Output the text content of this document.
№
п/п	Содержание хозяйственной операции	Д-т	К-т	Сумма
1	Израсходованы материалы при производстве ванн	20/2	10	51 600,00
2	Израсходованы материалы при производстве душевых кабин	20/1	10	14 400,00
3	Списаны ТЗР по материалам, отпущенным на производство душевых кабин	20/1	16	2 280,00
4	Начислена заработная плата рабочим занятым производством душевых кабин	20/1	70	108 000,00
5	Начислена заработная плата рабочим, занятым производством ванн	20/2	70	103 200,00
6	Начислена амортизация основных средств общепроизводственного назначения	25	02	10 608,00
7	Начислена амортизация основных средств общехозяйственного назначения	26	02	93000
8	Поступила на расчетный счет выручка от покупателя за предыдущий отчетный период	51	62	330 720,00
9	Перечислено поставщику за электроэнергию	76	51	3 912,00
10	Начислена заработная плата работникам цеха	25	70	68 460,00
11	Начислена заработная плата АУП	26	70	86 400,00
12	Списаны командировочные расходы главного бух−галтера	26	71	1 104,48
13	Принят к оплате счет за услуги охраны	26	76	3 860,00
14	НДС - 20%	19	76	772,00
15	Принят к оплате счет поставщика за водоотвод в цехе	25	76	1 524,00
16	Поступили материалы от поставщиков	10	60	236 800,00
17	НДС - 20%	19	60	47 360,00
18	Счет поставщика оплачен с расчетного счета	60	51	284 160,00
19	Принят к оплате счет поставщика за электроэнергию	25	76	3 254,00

★ ★ ★ ★

> **What you should do**:
Write the entries again, exactly as they stand.

> **Result of the exercise**:
Output the text content of this document.
№
п/п	Содержание хозяйственной операции	Д-т	К-т	Сумма
1	Израсходованы материалы при производстве ванн	20/2	10	51 600,00
2	Израсходованы материалы при производстве душевых кабин	20/1	10	14 400,00
3	Списаны ТЗР по материалам, отпущенным на производство душевых кабин	20/1	16	2 280,00
4	Начислена заработная плата рабочим занятым производством душевых кабин	20/1	70	108 000,00
5	Начислена заработная плата рабочим, занятым производством ванн	20/2	70	103 200,00
6	Начислена амортизация основных средств общепроизводственного назначения	25	02	10 608,00
7	Начислена амортизация основных средств общехозяйственного назначения	26	02	93000
8	Поступила на расчетный счет выручка от покупателя за предыдущий отчетный период	51	62	330 720,00
9	Перечислено поставщику за электроэнергию	76	51	3 912,00
10	Начислена заработная плата работникам цеха	25	70	68 460,00
11	Начислена заработная плата АУП	26	70	86 400,00
12	Списаны командировочные расходы главного бух−галтера	26	71	1 104,48
13	Принят к оплате счет за услуги охраны	26	76	3 860,00
14	НДС - 20%	19	76	772,00
15	Принят к оплате счет поставщика за водоотвод в цехе	25	76	1 524,00
16	Поступили материалы от поставщиков	10	60	236 800,00
17	НДС - 20%	19	60	47 360,00
18	Счет поставщика оплачен с расчетного счета	60	51	284 160,00
19	Принят к оплате счет поставщика за электроэнергию	25	76	3 254,00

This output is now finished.